*STATED EXERCISE*: Copy out all lines of the records in which the word "intro" appears.

*Items listed in a dataset*:
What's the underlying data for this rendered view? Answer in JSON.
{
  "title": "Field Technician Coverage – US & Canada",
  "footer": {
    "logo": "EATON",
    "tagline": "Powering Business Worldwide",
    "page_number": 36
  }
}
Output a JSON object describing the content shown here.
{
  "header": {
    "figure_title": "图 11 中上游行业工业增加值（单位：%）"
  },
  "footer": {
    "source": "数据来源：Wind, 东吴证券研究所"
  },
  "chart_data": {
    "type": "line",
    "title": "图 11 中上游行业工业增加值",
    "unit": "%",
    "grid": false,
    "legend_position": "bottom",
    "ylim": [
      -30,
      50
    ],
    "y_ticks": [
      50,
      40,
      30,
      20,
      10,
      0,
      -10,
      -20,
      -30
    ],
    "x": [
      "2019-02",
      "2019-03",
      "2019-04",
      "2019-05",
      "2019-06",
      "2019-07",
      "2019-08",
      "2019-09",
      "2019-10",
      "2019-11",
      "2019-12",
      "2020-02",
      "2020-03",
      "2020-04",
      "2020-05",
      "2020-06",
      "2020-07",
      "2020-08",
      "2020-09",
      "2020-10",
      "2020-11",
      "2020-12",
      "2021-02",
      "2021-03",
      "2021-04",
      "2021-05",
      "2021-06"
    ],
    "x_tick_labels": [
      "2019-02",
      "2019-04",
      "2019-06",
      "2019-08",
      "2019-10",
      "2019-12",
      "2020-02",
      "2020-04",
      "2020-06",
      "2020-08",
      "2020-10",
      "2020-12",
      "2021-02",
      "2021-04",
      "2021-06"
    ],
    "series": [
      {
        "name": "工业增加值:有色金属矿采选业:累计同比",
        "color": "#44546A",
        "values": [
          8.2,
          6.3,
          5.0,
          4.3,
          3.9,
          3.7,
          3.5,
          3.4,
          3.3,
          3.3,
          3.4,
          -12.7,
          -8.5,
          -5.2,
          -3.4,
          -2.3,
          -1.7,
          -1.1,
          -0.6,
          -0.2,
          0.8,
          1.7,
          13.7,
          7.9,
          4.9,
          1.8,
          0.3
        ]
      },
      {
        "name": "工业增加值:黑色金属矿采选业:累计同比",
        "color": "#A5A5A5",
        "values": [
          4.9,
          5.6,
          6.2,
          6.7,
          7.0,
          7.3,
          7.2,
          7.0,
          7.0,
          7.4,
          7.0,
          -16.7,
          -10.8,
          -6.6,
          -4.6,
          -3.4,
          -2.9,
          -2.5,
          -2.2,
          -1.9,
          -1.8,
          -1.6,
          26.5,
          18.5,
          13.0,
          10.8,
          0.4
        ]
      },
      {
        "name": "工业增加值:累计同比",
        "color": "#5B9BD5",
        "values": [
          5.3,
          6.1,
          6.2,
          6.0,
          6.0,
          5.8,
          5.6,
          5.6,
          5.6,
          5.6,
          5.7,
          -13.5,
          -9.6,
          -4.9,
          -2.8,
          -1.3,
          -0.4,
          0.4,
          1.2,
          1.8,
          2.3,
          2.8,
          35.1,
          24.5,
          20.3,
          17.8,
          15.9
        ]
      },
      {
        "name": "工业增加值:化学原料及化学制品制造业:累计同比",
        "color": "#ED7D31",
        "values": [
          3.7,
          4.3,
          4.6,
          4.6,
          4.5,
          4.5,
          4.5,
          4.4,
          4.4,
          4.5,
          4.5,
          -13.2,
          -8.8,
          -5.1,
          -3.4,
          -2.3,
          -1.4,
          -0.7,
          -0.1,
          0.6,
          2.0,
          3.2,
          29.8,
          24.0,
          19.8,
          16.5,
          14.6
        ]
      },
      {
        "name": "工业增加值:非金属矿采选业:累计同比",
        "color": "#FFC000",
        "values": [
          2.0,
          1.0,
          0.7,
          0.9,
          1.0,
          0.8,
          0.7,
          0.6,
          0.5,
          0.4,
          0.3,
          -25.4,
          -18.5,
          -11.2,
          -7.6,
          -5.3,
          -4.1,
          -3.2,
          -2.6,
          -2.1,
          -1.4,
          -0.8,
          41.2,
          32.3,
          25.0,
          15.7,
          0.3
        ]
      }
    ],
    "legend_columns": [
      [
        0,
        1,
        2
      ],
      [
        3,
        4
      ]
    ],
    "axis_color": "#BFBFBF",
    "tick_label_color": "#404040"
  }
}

...

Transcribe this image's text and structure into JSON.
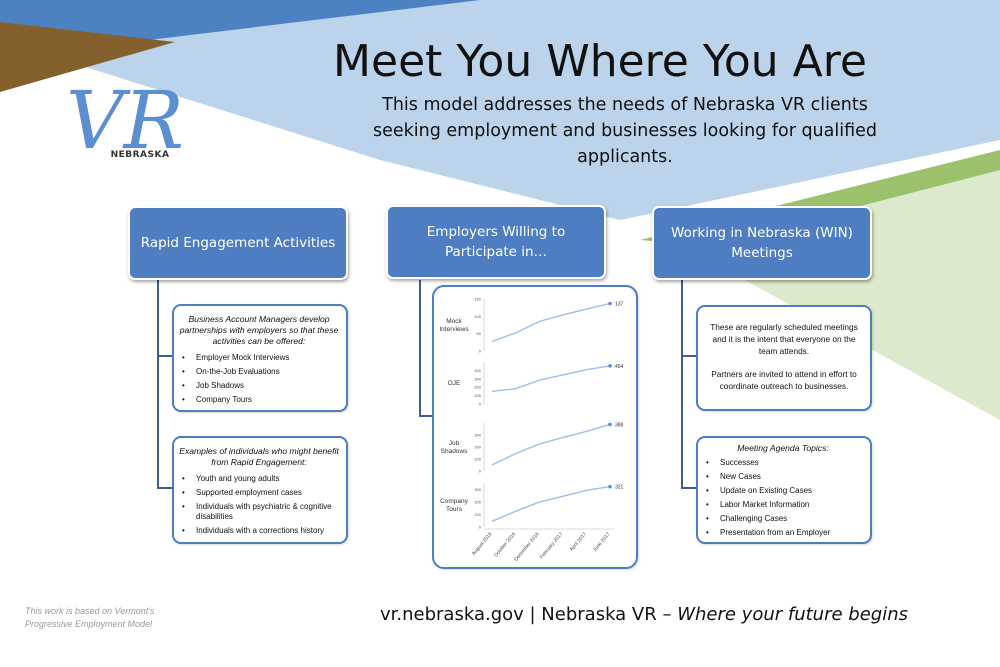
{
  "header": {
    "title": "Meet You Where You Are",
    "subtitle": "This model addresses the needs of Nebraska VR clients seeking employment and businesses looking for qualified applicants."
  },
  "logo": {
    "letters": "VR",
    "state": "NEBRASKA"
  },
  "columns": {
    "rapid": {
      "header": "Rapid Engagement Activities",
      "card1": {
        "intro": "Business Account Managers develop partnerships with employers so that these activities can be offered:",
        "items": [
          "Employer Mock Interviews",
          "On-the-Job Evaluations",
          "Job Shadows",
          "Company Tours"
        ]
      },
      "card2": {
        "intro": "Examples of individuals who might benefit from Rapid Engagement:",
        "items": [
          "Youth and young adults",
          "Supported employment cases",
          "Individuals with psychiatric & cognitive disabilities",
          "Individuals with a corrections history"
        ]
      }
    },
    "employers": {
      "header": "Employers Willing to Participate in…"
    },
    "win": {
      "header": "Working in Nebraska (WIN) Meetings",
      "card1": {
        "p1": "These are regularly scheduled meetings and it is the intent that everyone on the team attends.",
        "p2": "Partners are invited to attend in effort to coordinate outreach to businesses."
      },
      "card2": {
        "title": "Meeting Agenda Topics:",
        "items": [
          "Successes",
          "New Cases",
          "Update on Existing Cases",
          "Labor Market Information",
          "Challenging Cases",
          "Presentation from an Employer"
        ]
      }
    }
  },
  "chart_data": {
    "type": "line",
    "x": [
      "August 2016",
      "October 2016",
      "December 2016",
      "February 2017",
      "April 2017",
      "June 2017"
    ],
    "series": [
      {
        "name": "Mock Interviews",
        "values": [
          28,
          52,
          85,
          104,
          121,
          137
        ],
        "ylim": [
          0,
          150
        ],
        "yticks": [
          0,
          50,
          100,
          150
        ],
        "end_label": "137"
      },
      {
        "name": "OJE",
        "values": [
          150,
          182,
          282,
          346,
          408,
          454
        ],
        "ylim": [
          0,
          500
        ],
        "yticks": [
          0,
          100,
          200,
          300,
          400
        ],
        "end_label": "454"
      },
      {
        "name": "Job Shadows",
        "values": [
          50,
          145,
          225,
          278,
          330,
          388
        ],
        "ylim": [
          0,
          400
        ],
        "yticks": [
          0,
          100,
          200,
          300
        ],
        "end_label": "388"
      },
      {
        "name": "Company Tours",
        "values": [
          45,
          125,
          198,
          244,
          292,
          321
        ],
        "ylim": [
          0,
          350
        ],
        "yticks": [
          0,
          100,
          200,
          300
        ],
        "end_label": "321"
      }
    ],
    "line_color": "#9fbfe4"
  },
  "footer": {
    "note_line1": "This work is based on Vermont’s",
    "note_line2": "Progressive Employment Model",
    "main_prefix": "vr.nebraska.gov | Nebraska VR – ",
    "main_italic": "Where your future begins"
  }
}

*THE OUTPUT*:
        "intro": "Business Account Managers develop partnerships with employers so that these activities can be offered:",
        "intro": "Examples of individuals who might benefit from Rapid Engagement:",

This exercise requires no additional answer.